» **Short problem**: Repeat the data below exactly, dropping any pictures it holds.

Recorded data
--- begin ---
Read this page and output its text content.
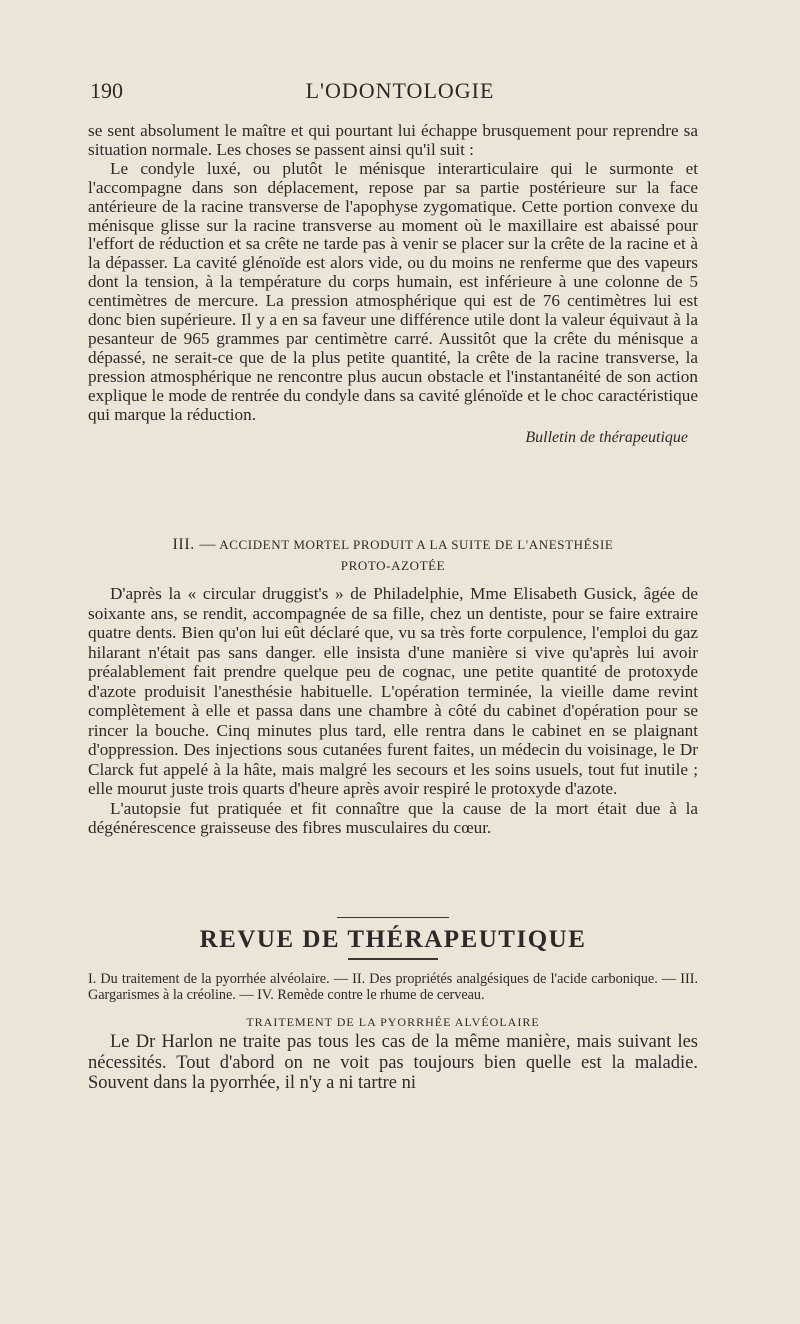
190	L'ODONTOLOGIE

se sent absolument le maître et qui pourtant lui échappe brusquement pour reprendre sa situation normale. Les choses se passent ainsi qu'il suit :

Le condyle luxé, ou plutôt le ménisque interarticulaire qui le surmonte et l'accompagne dans son déplacement, repose par sa partie postérieure sur la face antérieure de la racine transverse de l'apophyse zygomatique. Cette portion convexe du ménisque glisse sur la racine transverse au moment où le maxillaire est abaissé pour l'effort de réduction et sa crête ne tarde pas à venir se placer sur la crête de la racine et à la dépasser. La cavité glénoïde est alors vide, ou du moins ne renferme que des vapeurs dont la tension, à la température du corps humain, est inférieure à une colonne de 5 centimètres de mercure. La pression atmosphérique qui est de 76 centimètres lui est donc bien supérieure. Il y a en sa faveur une différence utile dont la valeur équivaut à la pesanteur de 965 grammes par centimètre carré. Aussitôt que la crête du ménisque a dépassé, ne serait-ce que de la plus petite quantité, la crête de la racine transverse, la pression atmosphérique ne rencontre plus aucun obstacle et l'instantanéité de son action explique le mode de rentrée du condyle dans sa cavité glénoïde et le choc caractéristique qui marque la réduction.

Bulletin de thérapeutique
III. — ACCIDENT MORTEL PRODUIT A LA SUITE DE L'ANESTHÉSIE
PROTO-AZOTÉE

D'après la « circular druggist's » de Philadelphie, Mme Elisabeth Gusick, âgée de soixante ans, se rendit, accompagnée de sa fille, chez un dentiste, pour se faire extraire quatre dents. Bien qu'on lui eût déclaré que, vu sa très forte corpulence, l'emploi du gaz hilarant n'était pas sans danger. elle insista d'une manière si vive qu'après lui avoir préalablement fait prendre quelque peu de cognac, une petite quantité de protoxyde d'azote produisit l'anesthésie habituelle. L'opération terminée, la vieille dame revint complètement à elle et passa dans une chambre à côté du cabinet d'opération pour se rincer la bouche. Cinq minutes plus tard, elle rentra dans le cabinet en se plaignant d'oppression. Des injections sous cutanées furent faites, un médecin du voisinage, le Dr Clarck fut appelé à la hâte, mais malgré les secours et les soins usuels, tout fut inutile ; elle mourut juste trois quarts d'heure après avoir respiré le protoxyde d'azote.

L'autopsie fut pratiquée et fit connaître que la cause de la mort était due à la dégénérescence graisseuse des fibres musculaires du cœur.

REVUE DE THÉRAPEUTIQUE

I. Du traitement de la pyorrhée alvéolaire. — II. Des propriétés analgésiques de l'acide carbonique. — III. Gargarismes à la créoline. — IV. Remède contre le rhume de cerveau.

TRAITEMENT DE LA PYORRHÉE ALVÉOLAIRE

Le Dr Harlon ne traite pas tous les cas de la même manière, mais suivant les nécessités. Tout d'abord on ne voit pas toujours bien quelle est la maladie. Souvent dans la pyorrhée, il n'y a ni tartre ni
--- end ---
» **Task output**:
Read this page and output its text content.
190	L'ODONTOLOGIE

se sent absolument le maître et qui pourtant lui échappe brusquement pour reprendre sa situation normale. Les choses se passent ainsi qu'il suit :

Le condyle luxé, ou plutôt le ménisque interarticulaire qui le surmonte et l'accompagne dans son déplacement, repose par sa partie postérieure sur la face antérieure de la racine transverse de l'apophyse zygomatique. Cette portion convexe du ménisque glisse sur la racine transverse au moment où le maxillaire est abaissé pour l'effort de réduction et sa crête ne tarde pas à venir se placer sur la crête de la racine et à la dépasser. La cavité glénoïde est alors vide, ou du moins ne renferme que des vapeurs dont la tension, à la température du corps humain, est inférieure à une colonne de 5 centimètres de mercure. La pression atmosphérique qui est de 76 centimètres lui est donc bien supérieure. Il y a en sa faveur une différence utile dont la valeur équivaut à la pesanteur de 965 grammes par centimètre carré. Aussitôt que la crête du ménisque a dépassé, ne serait-ce que de la plus petite quantité, la crête de la racine transverse, la pression atmosphérique ne rencontre plus aucun obstacle et l'instantanéité de son action explique le mode de rentrée du condyle dans sa cavité glénoïde et le choc caractéristique qui marque la réduction.

Bulletin de thérapeutique
III. — ACCIDENT MORTEL PRODUIT A LA SUITE DE L'ANESTHÉSIE
PROTO-AZOTÉE

D'après la « circular druggist's » de Philadelphie, Mme Elisabeth Gusick, âgée de soixante ans, se rendit, accompagnée de sa fille, chez un dentiste, pour se faire extraire quatre dents. Bien qu'on lui eût déclaré que, vu sa très forte corpulence, l'emploi du gaz hilarant n'était pas sans danger. elle insista d'une manière si vive qu'après lui avoir préalablement fait prendre quelque peu de cognac, une petite quantité de protoxyde d'azote produisit l'anesthésie habituelle. L'opération terminée, la vieille dame revint complètement à elle et passa dans une chambre à côté du cabinet d'opération pour se rincer la bouche. Cinq minutes plus tard, elle rentra dans le cabinet en se plaignant d'oppression. Des injections sous cutanées furent faites, un médecin du voisinage, le Dr Clarck fut appelé à la hâte, mais malgré les secours et les soins usuels, tout fut inutile ; elle mourut juste trois quarts d'heure après avoir respiré le protoxyde d'azote.

L'autopsie fut pratiquée et fit connaître que la cause de la mort était due à la dégénérescence graisseuse des fibres musculaires du cœur.

REVUE DE THÉRAPEUTIQUE

I. Du traitement de la pyorrhée alvéolaire. — II. Des propriétés analgésiques de l'acide carbonique. — III. Gargarismes à la créoline. — IV. Remède contre le rhume de cerveau.

TRAITEMENT DE LA PYORRHÉE ALVÉOLAIRE

Le Dr Harlon ne traite pas tous les cas de la même manière, mais suivant les nécessités. Tout d'abord on ne voit pas toujours bien quelle est la maladie. Souvent dans la pyorrhée, il n'y a ni tartre ni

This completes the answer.